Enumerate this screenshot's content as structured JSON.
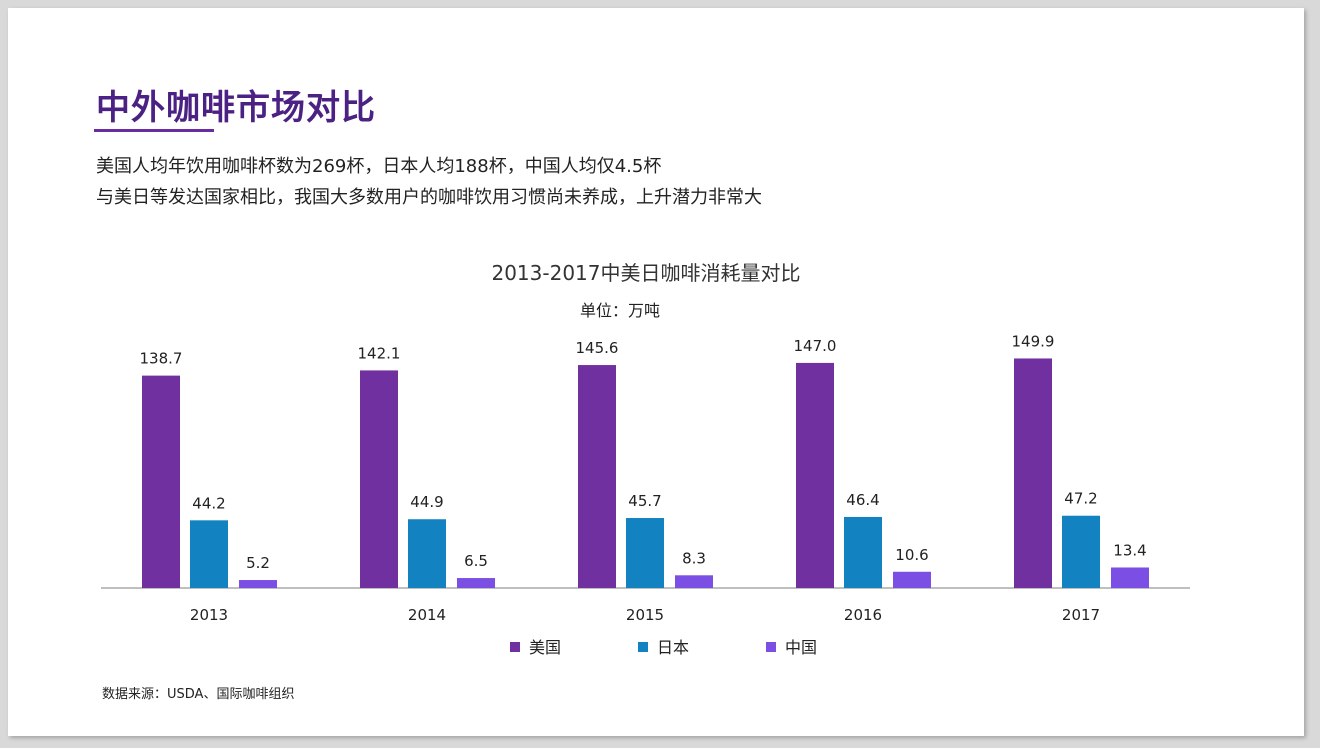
{
  "slide": {
    "title": "中外咖啡市场对比",
    "subtitle_lines": [
      "美国人均年饮用咖啡杯数为269杯，日本人均188杯，中国人均仅4.5杯",
      "与美日等发达国家相比，我国大多数用户的咖啡饮用习惯尚未养成，上升潜力非常大"
    ],
    "source_note": "数据来源：USDA、国际咖啡组织"
  },
  "chart_data": {
    "type": "bar",
    "title": "2013-2017中美日咖啡消耗量对比",
    "subtitle": "单位：万吨",
    "categories": [
      "2013",
      "2014",
      "2015",
      "2016",
      "2017"
    ],
    "series": [
      {
        "name": "美国",
        "color": "#7030a0",
        "values": [
          138.7,
          142.1,
          145.6,
          147.0,
          149.9
        ]
      },
      {
        "name": "日本",
        "color": "#1382c0",
        "values": [
          44.2,
          44.9,
          45.7,
          46.4,
          47.2
        ]
      },
      {
        "name": "中国",
        "color": "#7c4fe4",
        "values": [
          5.2,
          6.5,
          8.3,
          10.6,
          13.4
        ]
      }
    ],
    "ylim": [
      0,
      160
    ],
    "grid": false,
    "legend_position": "bottom",
    "data_labels": true
  }
}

# # # # # # #

- YOUR INSTRUCTIONS
Without the pictures, retype the whole of the material above exactly.

- PROBLEM SOLUTION
Enumerate this screenshot's content as structured JSON.
{
  "slide": {
    "title": "中外咖啡市场对比",
    "subtitle_lines": [
      "美国人均年饮用咖啡杯数为269杯，日本人均188杯，中国人均仅4.5杯",
      "与美日等发达国家相比，我国大多数用户的咖啡饮用习惯尚未养成，上升潜力非常大"
    ],
    "source_note": "数据来源：USDA、国际咖啡组织"
  },
  "chart_data": {
    "type": "bar",
    "title": "2013-2017中美日咖啡消耗量对比",
    "subtitle": "单位：万吨",
    "categories": [
      "2013",
      "2014",
      "2015",
      "2016",
      "2017"
    ],
    "series": [
      {
        "name": "美国",
        "color": "#7030a0",
        "values": [
          138.7,
          142.1,
          145.6,
          147.0,
          149.9
        ]
      },
      {
        "name": "日本",
        "color": "#1382c0",
        "values": [
          44.2,
          44.9,
          45.7,
          46.4,
          47.2
        ]
      },
      {
        "name": "中国",
        "color": "#7c4fe4",
        "values": [
          5.2,
          6.5,
          8.3,
          10.6,
          13.4
        ]
      }
    ],
    "ylim": [
      0,
      160
    ],
    "grid": false,
    "legend_position": "bottom",
    "data_labels": true
  }
}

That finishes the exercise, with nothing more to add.